» Exercise description
Show all lines from the listing below that contain "оплата".
◆ ◆ ◆ ◆
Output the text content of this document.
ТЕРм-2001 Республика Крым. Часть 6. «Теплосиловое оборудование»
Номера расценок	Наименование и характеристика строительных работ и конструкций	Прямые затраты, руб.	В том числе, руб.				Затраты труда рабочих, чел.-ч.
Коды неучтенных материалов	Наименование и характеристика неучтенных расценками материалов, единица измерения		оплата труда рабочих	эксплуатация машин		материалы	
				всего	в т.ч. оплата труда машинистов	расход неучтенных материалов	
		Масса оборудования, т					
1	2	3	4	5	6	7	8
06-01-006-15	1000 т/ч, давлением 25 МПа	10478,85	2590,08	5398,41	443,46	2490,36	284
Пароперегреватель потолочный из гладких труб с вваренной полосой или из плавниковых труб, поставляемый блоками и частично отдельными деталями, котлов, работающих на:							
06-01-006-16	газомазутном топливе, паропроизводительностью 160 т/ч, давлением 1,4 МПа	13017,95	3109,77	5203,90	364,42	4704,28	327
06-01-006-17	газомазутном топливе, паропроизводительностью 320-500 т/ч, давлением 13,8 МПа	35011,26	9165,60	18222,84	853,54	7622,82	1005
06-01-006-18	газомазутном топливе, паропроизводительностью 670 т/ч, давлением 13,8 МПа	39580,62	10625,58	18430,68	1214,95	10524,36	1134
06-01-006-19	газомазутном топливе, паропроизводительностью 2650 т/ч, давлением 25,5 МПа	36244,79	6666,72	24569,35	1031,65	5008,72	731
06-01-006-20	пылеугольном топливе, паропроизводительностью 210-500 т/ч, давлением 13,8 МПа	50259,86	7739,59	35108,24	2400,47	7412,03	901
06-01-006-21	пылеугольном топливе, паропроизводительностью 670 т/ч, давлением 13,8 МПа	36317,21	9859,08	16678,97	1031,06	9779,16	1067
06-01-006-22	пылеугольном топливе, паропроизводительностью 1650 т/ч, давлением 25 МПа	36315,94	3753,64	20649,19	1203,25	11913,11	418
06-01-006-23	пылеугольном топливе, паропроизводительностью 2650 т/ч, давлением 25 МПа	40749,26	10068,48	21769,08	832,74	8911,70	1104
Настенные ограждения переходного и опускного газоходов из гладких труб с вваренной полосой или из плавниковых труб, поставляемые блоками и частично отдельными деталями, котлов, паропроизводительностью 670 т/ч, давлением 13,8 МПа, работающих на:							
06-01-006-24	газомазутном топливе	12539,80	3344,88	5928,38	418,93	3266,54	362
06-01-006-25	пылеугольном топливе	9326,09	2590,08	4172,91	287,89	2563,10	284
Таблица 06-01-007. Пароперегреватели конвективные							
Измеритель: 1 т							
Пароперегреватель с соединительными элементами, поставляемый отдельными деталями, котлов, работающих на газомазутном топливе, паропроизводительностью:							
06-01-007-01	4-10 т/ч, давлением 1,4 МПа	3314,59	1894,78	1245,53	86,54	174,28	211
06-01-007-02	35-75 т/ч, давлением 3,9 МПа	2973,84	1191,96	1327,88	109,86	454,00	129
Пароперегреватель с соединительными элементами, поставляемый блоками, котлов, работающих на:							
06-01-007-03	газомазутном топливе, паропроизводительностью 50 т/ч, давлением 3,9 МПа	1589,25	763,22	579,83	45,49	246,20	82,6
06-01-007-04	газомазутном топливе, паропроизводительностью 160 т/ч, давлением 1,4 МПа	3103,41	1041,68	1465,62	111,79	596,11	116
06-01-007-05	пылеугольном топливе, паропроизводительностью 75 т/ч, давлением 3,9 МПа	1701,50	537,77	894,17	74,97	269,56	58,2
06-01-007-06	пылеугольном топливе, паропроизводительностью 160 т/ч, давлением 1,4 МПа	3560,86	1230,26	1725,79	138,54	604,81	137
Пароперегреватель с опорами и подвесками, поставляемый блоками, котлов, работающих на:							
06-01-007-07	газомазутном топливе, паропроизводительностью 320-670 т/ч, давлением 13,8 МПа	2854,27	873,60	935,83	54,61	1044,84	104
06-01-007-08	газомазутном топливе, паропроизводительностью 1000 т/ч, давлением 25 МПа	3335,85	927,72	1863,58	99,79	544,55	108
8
◆ ◆ ◆ ◆
» Written response
Коды неучтенных материалов	Наименование и характеристика неучтенных расценками материалов, единица измерения		оплата труда рабочих	эксплуатация машин		материалы	
				всего	в т.ч. оплата труда машинистов	расход неучтенных материалов	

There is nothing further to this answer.